## begin Exercise inputs

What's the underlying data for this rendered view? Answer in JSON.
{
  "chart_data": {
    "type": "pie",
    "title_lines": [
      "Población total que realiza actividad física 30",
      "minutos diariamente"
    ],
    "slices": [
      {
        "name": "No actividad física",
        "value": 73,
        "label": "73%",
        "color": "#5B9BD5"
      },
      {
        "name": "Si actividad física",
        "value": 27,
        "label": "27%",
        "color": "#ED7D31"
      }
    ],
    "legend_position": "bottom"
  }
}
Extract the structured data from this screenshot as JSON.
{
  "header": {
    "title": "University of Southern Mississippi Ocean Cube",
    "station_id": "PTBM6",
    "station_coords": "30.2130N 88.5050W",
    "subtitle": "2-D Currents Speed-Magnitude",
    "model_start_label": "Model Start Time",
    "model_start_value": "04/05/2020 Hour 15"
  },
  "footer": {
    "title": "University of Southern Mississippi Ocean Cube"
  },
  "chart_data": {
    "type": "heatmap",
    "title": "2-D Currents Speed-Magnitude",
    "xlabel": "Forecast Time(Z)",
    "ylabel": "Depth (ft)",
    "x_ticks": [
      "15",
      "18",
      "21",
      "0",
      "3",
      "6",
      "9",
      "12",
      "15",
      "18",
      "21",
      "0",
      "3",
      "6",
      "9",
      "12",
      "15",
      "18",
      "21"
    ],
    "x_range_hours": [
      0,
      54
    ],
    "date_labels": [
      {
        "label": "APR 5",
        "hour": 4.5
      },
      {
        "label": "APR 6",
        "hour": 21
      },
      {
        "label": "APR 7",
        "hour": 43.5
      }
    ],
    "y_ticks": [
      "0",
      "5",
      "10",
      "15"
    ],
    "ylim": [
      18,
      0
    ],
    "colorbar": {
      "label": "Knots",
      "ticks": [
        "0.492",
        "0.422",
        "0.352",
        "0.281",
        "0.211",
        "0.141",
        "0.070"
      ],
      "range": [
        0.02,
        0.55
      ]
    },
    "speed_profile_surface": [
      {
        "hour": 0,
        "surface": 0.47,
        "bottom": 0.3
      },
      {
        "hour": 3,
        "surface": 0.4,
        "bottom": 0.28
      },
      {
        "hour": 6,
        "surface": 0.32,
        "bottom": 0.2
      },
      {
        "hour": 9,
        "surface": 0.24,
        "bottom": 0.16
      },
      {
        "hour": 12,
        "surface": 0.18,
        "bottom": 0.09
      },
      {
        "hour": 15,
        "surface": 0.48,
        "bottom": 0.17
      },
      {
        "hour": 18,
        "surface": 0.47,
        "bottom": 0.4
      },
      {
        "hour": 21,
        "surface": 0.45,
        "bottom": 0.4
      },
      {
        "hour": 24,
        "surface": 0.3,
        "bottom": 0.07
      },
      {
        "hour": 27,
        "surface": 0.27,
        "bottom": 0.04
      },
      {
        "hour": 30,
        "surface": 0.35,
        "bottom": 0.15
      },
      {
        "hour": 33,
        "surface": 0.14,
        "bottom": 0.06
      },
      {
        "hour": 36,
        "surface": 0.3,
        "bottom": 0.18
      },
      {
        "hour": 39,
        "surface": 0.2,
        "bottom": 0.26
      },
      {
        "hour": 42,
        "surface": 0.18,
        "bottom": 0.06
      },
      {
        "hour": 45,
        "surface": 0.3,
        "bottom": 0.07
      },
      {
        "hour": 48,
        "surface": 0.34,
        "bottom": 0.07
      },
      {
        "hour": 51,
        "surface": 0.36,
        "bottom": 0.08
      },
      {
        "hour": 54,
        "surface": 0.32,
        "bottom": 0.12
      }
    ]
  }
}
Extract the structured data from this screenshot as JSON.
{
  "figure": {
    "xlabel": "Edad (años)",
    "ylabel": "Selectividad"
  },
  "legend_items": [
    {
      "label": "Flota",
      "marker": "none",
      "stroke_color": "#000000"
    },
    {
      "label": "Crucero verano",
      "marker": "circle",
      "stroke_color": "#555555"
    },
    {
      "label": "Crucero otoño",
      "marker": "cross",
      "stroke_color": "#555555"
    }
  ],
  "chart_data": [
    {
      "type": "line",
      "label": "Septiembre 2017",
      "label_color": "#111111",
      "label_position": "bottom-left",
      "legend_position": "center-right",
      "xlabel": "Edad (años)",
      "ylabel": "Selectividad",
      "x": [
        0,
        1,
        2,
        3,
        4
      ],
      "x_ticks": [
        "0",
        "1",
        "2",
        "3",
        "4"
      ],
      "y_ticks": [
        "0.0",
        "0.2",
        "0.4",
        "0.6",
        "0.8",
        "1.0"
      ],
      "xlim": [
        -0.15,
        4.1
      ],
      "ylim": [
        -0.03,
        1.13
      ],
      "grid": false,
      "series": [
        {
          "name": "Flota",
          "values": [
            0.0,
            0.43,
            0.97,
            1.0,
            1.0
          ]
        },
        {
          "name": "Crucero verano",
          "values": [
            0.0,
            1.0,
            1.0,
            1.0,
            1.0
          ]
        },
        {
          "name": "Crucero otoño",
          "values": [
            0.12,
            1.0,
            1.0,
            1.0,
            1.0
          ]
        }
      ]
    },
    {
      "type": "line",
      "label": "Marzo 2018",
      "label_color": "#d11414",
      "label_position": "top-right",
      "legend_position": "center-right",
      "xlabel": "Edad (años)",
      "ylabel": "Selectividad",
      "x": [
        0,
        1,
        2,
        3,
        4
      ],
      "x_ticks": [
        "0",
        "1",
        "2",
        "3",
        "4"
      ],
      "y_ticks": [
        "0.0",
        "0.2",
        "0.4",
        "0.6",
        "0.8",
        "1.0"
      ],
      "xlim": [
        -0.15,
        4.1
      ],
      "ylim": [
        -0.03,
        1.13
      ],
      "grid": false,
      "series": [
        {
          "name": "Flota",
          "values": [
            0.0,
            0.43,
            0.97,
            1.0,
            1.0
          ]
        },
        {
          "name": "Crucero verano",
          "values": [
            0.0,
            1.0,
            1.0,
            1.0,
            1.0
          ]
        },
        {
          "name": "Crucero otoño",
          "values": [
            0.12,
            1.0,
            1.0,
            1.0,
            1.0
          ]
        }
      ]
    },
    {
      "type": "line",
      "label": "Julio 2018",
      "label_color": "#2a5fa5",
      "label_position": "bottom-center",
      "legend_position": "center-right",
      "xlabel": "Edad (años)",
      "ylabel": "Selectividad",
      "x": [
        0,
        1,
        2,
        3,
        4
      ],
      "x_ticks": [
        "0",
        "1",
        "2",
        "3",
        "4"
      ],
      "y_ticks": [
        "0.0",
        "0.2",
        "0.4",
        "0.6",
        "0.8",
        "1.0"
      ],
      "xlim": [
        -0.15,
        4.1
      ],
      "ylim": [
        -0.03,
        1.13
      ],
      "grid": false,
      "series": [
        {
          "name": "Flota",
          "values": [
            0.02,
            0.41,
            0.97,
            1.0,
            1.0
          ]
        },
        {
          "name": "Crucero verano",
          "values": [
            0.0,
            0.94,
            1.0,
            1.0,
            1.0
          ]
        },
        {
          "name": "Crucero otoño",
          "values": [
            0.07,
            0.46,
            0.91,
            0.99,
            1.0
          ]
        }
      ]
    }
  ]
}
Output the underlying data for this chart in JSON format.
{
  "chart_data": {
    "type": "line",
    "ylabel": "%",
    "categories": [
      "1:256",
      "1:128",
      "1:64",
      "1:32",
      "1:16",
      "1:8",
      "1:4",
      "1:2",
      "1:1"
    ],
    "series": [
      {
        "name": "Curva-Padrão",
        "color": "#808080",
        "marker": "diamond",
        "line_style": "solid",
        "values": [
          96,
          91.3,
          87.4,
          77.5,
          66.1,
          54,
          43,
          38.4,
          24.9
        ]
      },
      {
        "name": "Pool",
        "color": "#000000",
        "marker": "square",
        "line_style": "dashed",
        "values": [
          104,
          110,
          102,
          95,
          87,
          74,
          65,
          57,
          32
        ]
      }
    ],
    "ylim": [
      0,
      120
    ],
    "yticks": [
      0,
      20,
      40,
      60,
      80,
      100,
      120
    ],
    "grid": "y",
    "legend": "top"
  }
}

## end Exercise inputs

Answer with one number: how many lines of the entries above include the word "Currents".

2